TASK TO COMPLETE: Locate the line that contains "Give me a plain-text", then copy it and all later lines of the data below exactly, through the last one.

MATERIAL PROVIDED:
────────────────

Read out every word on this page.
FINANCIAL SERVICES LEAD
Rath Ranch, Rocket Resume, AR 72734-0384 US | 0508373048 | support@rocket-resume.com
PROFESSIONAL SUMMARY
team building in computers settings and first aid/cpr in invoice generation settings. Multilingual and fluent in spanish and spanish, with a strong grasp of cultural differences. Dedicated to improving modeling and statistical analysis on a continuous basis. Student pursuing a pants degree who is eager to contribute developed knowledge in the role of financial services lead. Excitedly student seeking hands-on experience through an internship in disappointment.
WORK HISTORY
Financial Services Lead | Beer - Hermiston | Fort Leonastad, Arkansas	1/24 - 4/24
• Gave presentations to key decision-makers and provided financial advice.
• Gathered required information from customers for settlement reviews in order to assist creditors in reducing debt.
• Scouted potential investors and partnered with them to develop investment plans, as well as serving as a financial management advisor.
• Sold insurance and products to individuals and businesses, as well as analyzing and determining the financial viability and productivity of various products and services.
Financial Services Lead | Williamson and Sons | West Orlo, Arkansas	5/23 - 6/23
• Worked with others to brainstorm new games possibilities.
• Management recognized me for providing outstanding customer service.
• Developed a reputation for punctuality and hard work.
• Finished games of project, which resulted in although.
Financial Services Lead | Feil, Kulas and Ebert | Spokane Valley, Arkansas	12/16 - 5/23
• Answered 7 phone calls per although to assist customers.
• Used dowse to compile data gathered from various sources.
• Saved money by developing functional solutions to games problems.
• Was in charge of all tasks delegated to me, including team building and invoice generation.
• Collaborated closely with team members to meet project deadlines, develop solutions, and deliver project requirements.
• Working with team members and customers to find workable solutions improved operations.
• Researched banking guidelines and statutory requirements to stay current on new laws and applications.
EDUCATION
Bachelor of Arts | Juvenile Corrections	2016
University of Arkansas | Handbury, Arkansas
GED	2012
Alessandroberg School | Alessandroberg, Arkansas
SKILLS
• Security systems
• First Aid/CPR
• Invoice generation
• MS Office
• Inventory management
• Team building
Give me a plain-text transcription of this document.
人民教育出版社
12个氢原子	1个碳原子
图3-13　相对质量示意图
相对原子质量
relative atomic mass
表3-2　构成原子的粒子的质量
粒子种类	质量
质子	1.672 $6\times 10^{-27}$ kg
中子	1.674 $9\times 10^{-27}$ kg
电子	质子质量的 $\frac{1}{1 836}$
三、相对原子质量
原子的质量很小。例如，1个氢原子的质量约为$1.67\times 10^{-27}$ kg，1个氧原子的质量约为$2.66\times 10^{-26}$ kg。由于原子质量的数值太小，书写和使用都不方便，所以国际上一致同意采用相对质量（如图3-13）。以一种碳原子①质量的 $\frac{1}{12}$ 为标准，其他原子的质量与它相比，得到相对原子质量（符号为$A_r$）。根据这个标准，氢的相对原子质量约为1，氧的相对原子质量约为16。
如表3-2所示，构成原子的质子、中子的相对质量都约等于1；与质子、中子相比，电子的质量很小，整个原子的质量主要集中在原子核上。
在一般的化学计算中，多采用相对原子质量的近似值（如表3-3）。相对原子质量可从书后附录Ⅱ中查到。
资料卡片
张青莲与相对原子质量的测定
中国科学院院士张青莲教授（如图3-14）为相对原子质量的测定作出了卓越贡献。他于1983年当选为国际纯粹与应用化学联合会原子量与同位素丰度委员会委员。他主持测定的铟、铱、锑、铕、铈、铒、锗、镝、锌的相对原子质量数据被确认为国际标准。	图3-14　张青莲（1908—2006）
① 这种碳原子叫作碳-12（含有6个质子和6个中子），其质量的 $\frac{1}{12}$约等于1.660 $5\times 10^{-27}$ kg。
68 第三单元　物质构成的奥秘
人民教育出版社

────────────────

ANSWER TO THIS TASK:
Give me a plain-text transcription of this document.
人民教育出版社
12个氢原子	1个碳原子
图3-13　相对质量示意图
相对原子质量
relative atomic mass
表3-2　构成原子的粒子的质量
粒子种类	质量
质子	1.672 $6\times 10^{-27}$ kg
中子	1.674 $9\times 10^{-27}$ kg
电子	质子质量的 $\frac{1}{1 836}$
三、相对原子质量
原子的质量很小。例如，1个氢原子的质量约为$1.67\times 10^{-27}$ kg，1个氧原子的质量约为$2.66\times 10^{-26}$ kg。由于原子质量的数值太小，书写和使用都不方便，所以国际上一致同意采用相对质量（如图3-13）。以一种碳原子①质量的 $\frac{1}{12}$ 为标准，其他原子的质量与它相比，得到相对原子质量（符号为$A_r$）。根据这个标准，氢的相对原子质量约为1，氧的相对原子质量约为16。
如表3-2所示，构成原子的质子、中子的相对质量都约等于1；与质子、中子相比，电子的质量很小，整个原子的质量主要集中在原子核上。
在一般的化学计算中，多采用相对原子质量的近似值（如表3-3）。相对原子质量可从书后附录Ⅱ中查到。
资料卡片
张青莲与相对原子质量的测定
中国科学院院士张青莲教授（如图3-14）为相对原子质量的测定作出了卓越贡献。他于1983年当选为国际纯粹与应用化学联合会原子量与同位素丰度委员会委员。他主持测定的铟、铱、锑、铕、铈、铒、锗、镝、锌的相对原子质量数据被确认为国际标准。	图3-14　张青莲（1908—2006）
① 这种碳原子叫作碳-12（含有6个质子和6个中子），其质量的 $\frac{1}{12}$约等于1.660 $5\times 10^{-27}$ kg。
68 第三单元　物质构成的奥秘
人民教育出版社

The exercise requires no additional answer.